▶ **Problem to solve**: Your reply should reproduce each record precisely as written.

────────

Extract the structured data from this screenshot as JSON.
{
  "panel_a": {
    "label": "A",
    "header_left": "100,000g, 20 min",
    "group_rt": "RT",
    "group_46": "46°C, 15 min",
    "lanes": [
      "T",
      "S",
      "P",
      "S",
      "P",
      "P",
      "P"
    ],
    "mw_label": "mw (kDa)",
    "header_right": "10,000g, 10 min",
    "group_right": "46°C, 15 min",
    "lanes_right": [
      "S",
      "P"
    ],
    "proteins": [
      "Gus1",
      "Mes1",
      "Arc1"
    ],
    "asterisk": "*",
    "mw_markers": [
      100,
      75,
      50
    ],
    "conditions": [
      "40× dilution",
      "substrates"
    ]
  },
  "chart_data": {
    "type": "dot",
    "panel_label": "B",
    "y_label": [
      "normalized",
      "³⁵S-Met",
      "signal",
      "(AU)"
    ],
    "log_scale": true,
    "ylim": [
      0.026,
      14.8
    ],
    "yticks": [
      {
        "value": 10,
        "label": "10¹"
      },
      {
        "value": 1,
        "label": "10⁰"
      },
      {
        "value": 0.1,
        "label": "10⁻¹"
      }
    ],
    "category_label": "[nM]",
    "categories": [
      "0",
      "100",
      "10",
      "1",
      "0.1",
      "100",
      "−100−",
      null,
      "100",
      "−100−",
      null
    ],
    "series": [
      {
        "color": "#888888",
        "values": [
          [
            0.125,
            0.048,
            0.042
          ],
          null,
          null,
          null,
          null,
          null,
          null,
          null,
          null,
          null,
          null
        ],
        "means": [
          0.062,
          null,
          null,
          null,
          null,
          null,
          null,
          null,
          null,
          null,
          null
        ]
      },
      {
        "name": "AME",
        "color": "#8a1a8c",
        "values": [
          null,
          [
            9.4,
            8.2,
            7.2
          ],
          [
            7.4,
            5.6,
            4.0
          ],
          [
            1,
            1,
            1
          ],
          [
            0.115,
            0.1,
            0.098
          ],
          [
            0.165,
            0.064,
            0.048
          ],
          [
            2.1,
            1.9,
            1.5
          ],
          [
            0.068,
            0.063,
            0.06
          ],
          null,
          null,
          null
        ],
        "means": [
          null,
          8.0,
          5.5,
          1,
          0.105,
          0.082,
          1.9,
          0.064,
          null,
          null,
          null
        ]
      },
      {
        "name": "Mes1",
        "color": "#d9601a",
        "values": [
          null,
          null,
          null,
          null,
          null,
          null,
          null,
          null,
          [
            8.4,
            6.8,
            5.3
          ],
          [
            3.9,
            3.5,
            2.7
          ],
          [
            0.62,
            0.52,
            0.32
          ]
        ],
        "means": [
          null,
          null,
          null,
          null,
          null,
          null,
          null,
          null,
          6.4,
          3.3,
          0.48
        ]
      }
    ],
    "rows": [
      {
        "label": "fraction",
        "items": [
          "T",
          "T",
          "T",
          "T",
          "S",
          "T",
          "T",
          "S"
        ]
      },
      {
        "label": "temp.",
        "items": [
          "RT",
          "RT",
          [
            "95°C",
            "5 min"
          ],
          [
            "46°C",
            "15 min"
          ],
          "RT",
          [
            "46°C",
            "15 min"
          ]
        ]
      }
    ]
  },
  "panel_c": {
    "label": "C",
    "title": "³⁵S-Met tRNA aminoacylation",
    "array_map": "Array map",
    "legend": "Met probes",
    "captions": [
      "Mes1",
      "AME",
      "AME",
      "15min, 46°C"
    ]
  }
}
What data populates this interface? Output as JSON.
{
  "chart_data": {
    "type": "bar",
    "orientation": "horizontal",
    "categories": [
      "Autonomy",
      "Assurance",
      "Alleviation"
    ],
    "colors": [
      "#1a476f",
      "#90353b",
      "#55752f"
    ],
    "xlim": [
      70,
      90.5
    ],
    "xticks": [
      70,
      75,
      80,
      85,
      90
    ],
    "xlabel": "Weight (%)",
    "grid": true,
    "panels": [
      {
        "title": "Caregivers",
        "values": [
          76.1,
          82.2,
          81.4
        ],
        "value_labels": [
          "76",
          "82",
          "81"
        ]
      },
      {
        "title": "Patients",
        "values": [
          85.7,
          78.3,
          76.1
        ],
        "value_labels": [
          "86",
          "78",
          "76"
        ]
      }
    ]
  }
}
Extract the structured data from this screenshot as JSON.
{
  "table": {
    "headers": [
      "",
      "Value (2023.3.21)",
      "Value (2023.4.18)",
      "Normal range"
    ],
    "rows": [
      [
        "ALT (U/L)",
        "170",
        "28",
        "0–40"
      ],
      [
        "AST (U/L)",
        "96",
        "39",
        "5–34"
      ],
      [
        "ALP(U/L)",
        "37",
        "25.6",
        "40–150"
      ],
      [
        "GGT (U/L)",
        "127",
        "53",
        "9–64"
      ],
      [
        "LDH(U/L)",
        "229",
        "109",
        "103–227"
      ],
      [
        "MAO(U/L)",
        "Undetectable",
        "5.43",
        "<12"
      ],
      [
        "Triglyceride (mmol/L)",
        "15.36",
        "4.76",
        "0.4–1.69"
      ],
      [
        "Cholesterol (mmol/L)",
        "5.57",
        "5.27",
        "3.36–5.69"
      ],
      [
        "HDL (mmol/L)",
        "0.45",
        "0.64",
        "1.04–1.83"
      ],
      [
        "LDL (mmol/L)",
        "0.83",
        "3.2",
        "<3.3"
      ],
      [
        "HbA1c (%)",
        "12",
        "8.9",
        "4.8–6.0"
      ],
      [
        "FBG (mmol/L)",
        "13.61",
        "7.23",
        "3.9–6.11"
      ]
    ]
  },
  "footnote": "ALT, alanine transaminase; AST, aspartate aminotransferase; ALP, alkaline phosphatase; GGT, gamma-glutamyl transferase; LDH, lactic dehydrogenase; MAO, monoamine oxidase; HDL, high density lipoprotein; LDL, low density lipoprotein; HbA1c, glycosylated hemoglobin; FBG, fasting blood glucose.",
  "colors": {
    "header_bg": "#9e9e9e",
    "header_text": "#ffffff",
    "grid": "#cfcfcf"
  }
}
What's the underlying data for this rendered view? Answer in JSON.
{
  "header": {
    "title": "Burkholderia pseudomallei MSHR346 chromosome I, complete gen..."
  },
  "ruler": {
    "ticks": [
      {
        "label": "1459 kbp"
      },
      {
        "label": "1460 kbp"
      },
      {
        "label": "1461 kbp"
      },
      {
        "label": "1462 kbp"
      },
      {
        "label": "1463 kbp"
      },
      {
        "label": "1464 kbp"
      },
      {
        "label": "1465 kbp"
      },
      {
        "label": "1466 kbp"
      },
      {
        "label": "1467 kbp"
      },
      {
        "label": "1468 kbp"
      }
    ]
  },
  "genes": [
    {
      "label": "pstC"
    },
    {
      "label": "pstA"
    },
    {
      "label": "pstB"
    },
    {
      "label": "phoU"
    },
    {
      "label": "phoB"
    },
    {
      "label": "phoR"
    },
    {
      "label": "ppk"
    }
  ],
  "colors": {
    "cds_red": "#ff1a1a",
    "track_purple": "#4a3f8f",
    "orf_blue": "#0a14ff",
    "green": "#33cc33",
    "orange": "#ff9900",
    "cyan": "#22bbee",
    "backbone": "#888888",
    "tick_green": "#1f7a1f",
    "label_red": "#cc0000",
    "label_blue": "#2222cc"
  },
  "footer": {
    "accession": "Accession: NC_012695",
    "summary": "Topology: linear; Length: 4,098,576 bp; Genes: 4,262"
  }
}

────────

▶ **Answer to this exercise**:
Extract the structured data from this screenshot as JSON.
{
  "panel_a": {
    "label": "A",
    "header_left": "100,000g, 20 min",
    "group_rt": "RT",
    "group_46": "46°C, 15 min",
    "lanes": [
      "T",
      "S",
      "P",
      "S",
      "P",
      "P",
      "P"
    ],
    "mw_label": "mw (kDa)",
    "header_right": "10,000g, 10 min",
    "group_right": "46°C, 15 min",
    "lanes_right": [
      "S",
      "P"
    ],
    "proteins": [
      "Gus1",
      "Mes1",
      "Arc1"
    ],
    "asterisk": "*",
    "mw_markers": [
      100,
      75,
      50
    ],
    "conditions": [
      "40× dilution",
      "substrates"
    ]
  },
  "chart_data": {
    "type": "dot",
    "panel_label": "B",
    "y_label": [
      "normalized",
      "³⁵S-Met",
      "signal",
      "(AU)"
    ],
    "log_scale": true,
    "ylim": [
      0.026,
      14.8
    ],
    "yticks": [
      {
        "value": 10,
        "label": "10¹"
      },
      {
        "value": 1,
        "label": "10⁰"
      },
      {
        "value": 0.1,
        "label": "10⁻¹"
      }
    ],
    "category_label": "[nM]",
    "categories": [
      "0",
      "100",
      "10",
      "1",
      "0.1",
      "100",
      "−100−",
      null,
      "100",
      "−100−",
      null
    ],
    "series": [
      {
        "color": "#888888",
        "values": [
          [
            0.125,
            0.048,
            0.042
          ],
          null,
          null,
          null,
          null,
          null,
          null,
          null,
          null,
          null,
          null
        ],
        "means": [
          0.062,
          null,
          null,
          null,
          null,
          null,
          null,
          null,
          null,
          null,
          null
        ]
      },
      {
        "name": "AME",
        "color": "#8a1a8c",
        "values": [
          null,
          [
            9.4,
            8.2,
            7.2
          ],
          [
            7.4,
            5.6,
            4.0
          ],
          [
            1,
            1,
            1
          ],
          [
            0.115,
            0.1,
            0.098
          ],
          [
            0.165,
            0.064,
            0.048
          ],
          [
            2.1,
            1.9,
            1.5
          ],
          [
            0.068,
            0.063,
            0.06
          ],
          null,
          null,
          null
        ],
        "means": [
          null,
          8.0,
          5.5,
          1,
          0.105,
          0.082,
          1.9,
          0.064,
          null,
          null,
          null
        ]
      },
      {
        "name": "Mes1",
        "color": "#d9601a",
        "values": [
          null,
          null,
          null,
          null,
          null,
          null,
          null,
          null,
          [
            8.4,
            6.8,
            5.3
          ],
          [
            3.9,
            3.5,
            2.7
          ],
          [
            0.62,
            0.52,
            0.32
          ]
        ],
        "means": [
          null,
          null,
          null,
          null,
          null,
          null,
          null,
          null,
          6.4,
          3.3,
          0.48
        ]
      }
    ],
    "rows": [
      {
        "label": "fraction",
        "items": [
          "T",
          "T",
          "T",
          "T",
          "S",
          "T",
          "T",
          "S"
        ]
      },
      {
        "label": "temp.",
        "items": [
          "RT",
          "RT",
          [
            "95°C",
            "5 min"
          ],
          [
            "46°C",
            "15 min"
          ],
          "RT",
          [
            "46°C",
            "15 min"
          ]
        ]
      }
    ]
  },
  "panel_c": {
    "label": "C",
    "title": "³⁵S-Met tRNA aminoacylation",
    "array_map": "Array map",
    "legend": "Met probes",
    "captions": [
      "Mes1",
      "AME",
      "AME",
      "15min, 46°C"
    ]
  }
}
What data populates this interface? Output as JSON.
{
  "chart_data": {
    "type": "bar",
    "orientation": "horizontal",
    "categories": [
      "Autonomy",
      "Assurance",
      "Alleviation"
    ],
    "colors": [
      "#1a476f",
      "#90353b",
      "#55752f"
    ],
    "xlim": [
      70,
      90.5
    ],
    "xticks": [
      70,
      75,
      80,
      85,
      90
    ],
    "xlabel": "Weight (%)",
    "grid": true,
    "panels": [
      {
        "title": "Caregivers",
        "values": [
          76.1,
          82.2,
          81.4
        ],
        "value_labels": [
          "76",
          "82",
          "81"
        ]
      },
      {
        "title": "Patients",
        "values": [
          85.7,
          78.3,
          76.1
        ],
        "value_labels": [
          "86",
          "78",
          "76"
        ]
      }
    ]
  }
}
Extract the structured data from this screenshot as JSON.
{
  "table": {
    "headers": [
      "",
      "Value (2023.3.21)",
      "Value (2023.4.18)",
      "Normal range"
    ],
    "rows": [
      [
        "ALT (U/L)",
        "170",
        "28",
        "0–40"
      ],
      [
        "AST (U/L)",
        "96",
        "39",
        "5–34"
      ],
      [
        "ALP(U/L)",
        "37",
        "25.6",
        "40–150"
      ],
      [
        "GGT (U/L)",
        "127",
        "53",
        "9–64"
      ],
      [
        "LDH(U/L)",
        "229",
        "109",
        "103–227"
      ],
      [
        "MAO(U/L)",
        "Undetectable",
        "5.43",
        "<12"
      ],
      [
        "Triglyceride (mmol/L)",
        "15.36",
        "4.76",
        "0.4–1.69"
      ],
      [
        "Cholesterol (mmol/L)",
        "5.57",
        "5.27",
        "3.36–5.69"
      ],
      [
        "HDL (mmol/L)",
        "0.45",
        "0.64",
        "1.04–1.83"
      ],
      [
        "LDL (mmol/L)",
        "0.83",
        "3.2",
        "<3.3"
      ],
      [
        "HbA1c (%)",
        "12",
        "8.9",
        "4.8–6.0"
      ],
      [
        "FBG (mmol/L)",
        "13.61",
        "7.23",
        "3.9–6.11"
      ]
    ]
  },
  "footnote": "ALT, alanine transaminase; AST, aspartate aminotransferase; ALP, alkaline phosphatase; GGT, gamma-glutamyl transferase; LDH, lactic dehydrogenase; MAO, monoamine oxidase; HDL, high density lipoprotein; LDL, low density lipoprotein; HbA1c, glycosylated hemoglobin; FBG, fasting blood glucose.",
  "colors": {
    "header_bg": "#9e9e9e",
    "header_text": "#ffffff",
    "grid": "#cfcfcf"
  }
}
What's the underlying data for this rendered view? Answer in JSON.
{
  "header": {
    "title": "Burkholderia pseudomallei MSHR346 chromosome I, complete gen..."
  },
  "ruler": {
    "ticks": [
      {
        "label": "1459 kbp"
      },
      {
        "label": "1460 kbp"
      },
      {
        "label": "1461 kbp"
      },
      {
        "label": "1462 kbp"
      },
      {
        "label": "1463 kbp"
      },
      {
        "label": "1464 kbp"
      },
      {
        "label": "1465 kbp"
      },
      {
        "label": "1466 kbp"
      },
      {
        "label": "1467 kbp"
      },
      {
        "label": "1468 kbp"
      }
    ]
  },
  "genes": [
    {
      "label": "pstC"
    },
    {
      "label": "pstA"
    },
    {
      "label": "pstB"
    },
    {
      "label": "phoU"
    },
    {
      "label": "phoB"
    },
    {
      "label": "phoR"
    },
    {
      "label": "ppk"
    }
  ],
  "colors": {
    "cds_red": "#ff1a1a",
    "track_purple": "#4a3f8f",
    "orf_blue": "#0a14ff",
    "green": "#33cc33",
    "orange": "#ff9900",
    "cyan": "#22bbee",
    "backbone": "#888888",
    "tick_green": "#1f7a1f",
    "label_red": "#cc0000",
    "label_blue": "#2222cc"
  },
  "footer": {
    "accession": "Accession: NC_012695",
    "summary": "Topology: linear; Length: 4,098,576 bp; Genes: 4,262"
  }
}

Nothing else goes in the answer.